▶ **AIM OF THE EXERCISE**: Every record must be written out once more, with nothing added or omitted.

▶ **PROVIDED INFORMATION**:

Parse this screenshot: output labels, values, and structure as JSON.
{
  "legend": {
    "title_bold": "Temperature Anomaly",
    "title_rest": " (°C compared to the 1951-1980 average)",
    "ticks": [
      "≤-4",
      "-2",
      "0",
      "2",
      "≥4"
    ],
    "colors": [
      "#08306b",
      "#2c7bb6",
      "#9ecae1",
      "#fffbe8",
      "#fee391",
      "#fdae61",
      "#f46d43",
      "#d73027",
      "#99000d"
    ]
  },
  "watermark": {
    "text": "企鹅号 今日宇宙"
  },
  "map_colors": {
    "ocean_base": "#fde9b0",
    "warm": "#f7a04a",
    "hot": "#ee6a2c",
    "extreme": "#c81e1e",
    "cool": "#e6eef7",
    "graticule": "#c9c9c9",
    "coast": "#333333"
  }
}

▶ **THE RESPONSE**:
Parse this screenshot: output labels, values, and structure as JSON.
{
  "legend": {
    "title_bold": "Temperature Anomaly",
    "title_rest": " (°C compared to the 1951-1980 average)",
    "ticks": [
      "≤-4",
      "-2",
      "0",
      "2",
      "≥4"
    ],
    "colors": [
      "#08306b",
      "#2c7bb6",
      "#9ecae1",
      "#fffbe8",
      "#fee391",
      "#fdae61",
      "#f46d43",
      "#d73027",
      "#99000d"
    ]
  },
  "watermark": {
    "text": "企鹅号 今日宇宙"
  },
  "map_colors": {
    "ocean_base": "#fde9b0",
    "warm": "#f7a04a",
    "hot": "#ee6a2c",
    "extreme": "#c81e1e",
    "cool": "#e6eef7",
    "graticule": "#c9c9c9",
    "coast": "#333333"
  }
}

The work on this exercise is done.